_Prompt_: Copy out every line that contains "DANISH".

Structured figure records

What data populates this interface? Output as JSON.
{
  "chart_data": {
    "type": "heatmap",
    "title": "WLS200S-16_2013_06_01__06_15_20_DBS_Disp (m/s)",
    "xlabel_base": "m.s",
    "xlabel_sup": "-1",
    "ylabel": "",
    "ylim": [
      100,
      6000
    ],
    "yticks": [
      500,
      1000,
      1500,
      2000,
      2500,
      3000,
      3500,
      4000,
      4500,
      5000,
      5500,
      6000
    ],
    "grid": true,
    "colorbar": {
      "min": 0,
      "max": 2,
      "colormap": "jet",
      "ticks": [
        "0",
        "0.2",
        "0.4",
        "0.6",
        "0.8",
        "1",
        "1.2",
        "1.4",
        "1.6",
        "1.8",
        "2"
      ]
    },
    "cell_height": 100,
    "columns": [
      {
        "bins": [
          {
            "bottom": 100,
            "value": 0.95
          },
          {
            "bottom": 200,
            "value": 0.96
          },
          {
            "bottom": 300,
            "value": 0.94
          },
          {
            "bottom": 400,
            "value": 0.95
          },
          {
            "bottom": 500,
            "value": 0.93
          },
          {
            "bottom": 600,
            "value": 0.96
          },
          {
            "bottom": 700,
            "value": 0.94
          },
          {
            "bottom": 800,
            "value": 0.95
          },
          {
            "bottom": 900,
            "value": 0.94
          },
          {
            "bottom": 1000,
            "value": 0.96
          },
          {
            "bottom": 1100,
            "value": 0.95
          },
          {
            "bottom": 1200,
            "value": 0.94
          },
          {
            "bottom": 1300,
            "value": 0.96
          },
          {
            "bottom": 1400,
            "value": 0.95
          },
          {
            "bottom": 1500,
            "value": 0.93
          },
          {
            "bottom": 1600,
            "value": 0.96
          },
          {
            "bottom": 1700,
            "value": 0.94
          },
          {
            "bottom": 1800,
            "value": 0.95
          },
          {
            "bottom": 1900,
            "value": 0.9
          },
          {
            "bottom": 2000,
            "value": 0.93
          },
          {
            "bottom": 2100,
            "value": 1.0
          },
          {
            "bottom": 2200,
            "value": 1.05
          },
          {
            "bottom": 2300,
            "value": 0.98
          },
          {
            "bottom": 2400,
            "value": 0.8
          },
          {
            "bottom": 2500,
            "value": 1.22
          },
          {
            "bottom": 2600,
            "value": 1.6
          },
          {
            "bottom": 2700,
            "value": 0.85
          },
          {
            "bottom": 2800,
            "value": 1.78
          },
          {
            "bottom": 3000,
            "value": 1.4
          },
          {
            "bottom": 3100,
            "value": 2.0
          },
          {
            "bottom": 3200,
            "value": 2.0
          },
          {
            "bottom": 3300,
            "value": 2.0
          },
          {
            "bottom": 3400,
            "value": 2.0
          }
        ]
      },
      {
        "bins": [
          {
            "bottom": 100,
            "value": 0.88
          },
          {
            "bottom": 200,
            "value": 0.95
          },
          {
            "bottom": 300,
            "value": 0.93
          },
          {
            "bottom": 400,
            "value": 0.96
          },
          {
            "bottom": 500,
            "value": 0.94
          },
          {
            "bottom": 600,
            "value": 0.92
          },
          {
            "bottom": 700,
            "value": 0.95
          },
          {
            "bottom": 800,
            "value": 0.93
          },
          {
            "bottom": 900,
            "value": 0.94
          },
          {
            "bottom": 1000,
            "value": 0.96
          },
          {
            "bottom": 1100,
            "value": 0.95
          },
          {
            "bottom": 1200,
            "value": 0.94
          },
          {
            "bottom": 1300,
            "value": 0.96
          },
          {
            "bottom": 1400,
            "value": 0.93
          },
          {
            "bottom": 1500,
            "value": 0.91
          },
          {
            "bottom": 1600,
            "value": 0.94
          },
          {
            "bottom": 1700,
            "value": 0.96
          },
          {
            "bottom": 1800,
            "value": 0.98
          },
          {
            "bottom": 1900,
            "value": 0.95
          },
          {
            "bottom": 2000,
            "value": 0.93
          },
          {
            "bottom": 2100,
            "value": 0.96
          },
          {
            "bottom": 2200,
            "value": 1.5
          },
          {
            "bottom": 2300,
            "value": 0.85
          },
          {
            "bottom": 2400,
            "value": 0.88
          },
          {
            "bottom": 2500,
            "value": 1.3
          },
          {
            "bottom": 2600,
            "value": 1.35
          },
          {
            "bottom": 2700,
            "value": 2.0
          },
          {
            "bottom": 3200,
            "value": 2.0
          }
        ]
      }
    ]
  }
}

* * *

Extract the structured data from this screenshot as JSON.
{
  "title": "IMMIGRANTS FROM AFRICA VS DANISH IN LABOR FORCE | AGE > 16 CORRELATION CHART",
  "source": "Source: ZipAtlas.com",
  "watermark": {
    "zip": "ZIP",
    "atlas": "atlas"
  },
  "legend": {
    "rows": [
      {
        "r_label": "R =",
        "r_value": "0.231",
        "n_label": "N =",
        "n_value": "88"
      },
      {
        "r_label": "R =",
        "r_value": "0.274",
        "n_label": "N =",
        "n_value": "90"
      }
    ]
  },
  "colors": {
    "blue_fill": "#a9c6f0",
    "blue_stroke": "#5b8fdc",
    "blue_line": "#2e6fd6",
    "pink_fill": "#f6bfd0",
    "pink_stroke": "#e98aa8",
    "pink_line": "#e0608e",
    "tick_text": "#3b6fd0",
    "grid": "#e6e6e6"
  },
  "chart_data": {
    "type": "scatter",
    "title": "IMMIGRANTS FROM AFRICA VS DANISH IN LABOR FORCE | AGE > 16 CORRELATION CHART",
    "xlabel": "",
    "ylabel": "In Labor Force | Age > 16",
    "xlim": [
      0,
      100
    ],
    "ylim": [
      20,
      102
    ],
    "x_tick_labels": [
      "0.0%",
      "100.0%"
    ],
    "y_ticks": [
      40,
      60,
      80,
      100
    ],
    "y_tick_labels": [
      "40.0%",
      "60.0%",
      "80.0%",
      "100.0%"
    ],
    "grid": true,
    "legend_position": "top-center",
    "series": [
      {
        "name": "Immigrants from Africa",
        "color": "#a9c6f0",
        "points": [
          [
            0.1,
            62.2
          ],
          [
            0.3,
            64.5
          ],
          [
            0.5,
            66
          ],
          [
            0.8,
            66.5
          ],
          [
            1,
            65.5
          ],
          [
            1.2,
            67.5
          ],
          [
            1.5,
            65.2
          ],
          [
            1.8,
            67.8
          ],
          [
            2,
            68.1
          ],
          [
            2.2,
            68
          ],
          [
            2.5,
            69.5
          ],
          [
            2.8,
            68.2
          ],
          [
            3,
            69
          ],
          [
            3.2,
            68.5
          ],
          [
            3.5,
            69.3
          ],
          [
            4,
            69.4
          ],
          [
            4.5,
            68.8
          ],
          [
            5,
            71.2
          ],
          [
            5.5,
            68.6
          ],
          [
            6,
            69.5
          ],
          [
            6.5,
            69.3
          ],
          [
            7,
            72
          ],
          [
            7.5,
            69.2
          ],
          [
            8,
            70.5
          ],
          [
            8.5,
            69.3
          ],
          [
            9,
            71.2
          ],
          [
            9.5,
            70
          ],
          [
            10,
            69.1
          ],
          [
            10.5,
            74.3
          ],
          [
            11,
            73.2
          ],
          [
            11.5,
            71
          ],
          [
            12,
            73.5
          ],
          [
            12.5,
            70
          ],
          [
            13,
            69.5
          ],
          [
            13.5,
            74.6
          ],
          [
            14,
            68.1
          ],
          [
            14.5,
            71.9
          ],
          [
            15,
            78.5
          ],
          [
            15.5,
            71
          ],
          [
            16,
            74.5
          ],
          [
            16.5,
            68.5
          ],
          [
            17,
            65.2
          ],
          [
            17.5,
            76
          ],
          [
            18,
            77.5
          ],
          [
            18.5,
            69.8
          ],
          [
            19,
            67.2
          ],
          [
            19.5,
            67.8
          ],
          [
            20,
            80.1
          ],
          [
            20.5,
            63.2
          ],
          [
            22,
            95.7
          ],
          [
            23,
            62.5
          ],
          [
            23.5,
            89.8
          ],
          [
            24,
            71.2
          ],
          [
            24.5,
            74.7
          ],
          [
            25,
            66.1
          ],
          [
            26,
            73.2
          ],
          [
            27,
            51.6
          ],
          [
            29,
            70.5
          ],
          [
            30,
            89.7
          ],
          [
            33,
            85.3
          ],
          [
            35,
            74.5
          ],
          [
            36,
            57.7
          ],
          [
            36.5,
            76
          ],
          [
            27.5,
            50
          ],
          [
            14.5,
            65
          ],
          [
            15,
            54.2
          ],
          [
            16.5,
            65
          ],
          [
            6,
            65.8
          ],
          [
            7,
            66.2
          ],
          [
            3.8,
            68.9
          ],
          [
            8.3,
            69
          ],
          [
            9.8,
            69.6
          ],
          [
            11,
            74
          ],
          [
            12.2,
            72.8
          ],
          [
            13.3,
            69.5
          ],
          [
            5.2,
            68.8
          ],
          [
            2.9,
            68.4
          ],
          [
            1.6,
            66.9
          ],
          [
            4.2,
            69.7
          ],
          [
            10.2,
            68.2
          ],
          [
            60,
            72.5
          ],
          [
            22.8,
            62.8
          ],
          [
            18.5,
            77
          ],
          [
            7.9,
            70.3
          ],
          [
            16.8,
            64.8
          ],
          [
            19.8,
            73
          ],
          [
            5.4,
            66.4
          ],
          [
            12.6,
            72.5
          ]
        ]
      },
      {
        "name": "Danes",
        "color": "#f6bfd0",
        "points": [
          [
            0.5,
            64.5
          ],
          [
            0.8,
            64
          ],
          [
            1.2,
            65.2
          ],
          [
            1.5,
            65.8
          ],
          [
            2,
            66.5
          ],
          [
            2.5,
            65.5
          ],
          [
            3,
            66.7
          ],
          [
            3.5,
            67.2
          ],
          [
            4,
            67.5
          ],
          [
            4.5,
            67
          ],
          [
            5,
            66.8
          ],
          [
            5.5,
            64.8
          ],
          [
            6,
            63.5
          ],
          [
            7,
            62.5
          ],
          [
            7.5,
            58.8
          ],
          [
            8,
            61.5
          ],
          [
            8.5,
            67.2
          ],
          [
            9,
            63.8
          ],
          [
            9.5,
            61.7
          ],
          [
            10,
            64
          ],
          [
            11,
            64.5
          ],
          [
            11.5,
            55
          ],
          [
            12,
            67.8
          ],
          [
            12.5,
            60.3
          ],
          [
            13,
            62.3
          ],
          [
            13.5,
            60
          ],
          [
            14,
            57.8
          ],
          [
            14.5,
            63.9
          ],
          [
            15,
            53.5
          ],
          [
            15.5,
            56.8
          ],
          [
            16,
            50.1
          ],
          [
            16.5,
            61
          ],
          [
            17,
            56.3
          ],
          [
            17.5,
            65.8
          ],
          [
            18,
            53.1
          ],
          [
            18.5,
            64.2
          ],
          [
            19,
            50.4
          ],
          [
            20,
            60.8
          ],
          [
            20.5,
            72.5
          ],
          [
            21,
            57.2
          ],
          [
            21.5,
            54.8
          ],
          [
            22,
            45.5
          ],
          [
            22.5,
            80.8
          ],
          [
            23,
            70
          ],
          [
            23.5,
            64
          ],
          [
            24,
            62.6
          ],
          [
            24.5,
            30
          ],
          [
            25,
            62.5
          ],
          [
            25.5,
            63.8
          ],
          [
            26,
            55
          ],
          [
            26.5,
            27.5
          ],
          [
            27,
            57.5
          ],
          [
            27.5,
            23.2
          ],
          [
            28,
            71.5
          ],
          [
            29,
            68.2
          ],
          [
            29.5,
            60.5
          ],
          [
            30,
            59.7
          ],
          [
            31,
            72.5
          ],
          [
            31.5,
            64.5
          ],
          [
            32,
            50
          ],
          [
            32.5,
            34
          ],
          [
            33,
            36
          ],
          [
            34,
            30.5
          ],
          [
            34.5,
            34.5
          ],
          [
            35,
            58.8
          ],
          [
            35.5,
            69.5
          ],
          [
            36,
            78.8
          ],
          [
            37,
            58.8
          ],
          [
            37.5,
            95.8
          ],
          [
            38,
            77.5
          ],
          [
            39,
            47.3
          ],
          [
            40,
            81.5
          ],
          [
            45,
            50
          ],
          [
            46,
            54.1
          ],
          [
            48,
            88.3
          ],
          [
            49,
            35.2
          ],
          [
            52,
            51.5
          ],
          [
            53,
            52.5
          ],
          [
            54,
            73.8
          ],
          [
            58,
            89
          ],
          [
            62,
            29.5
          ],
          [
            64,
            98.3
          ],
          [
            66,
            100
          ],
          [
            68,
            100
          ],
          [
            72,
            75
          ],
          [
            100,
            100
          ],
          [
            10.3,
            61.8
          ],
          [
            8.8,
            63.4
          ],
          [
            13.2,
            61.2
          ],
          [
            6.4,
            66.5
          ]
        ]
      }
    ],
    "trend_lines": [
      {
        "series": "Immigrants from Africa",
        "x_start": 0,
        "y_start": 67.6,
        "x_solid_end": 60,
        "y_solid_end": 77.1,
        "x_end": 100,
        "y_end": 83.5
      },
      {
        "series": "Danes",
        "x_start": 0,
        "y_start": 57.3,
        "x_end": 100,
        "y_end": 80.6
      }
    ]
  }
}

_Output below_:
  "title": "IMMIGRANTS FROM AFRICA VS DANISH IN LABOR FORCE | AGE > 16 CORRELATION CHART",
    "title": "IMMIGRANTS FROM AFRICA VS DANISH IN LABOR FORCE | AGE > 16 CORRELATION CHART",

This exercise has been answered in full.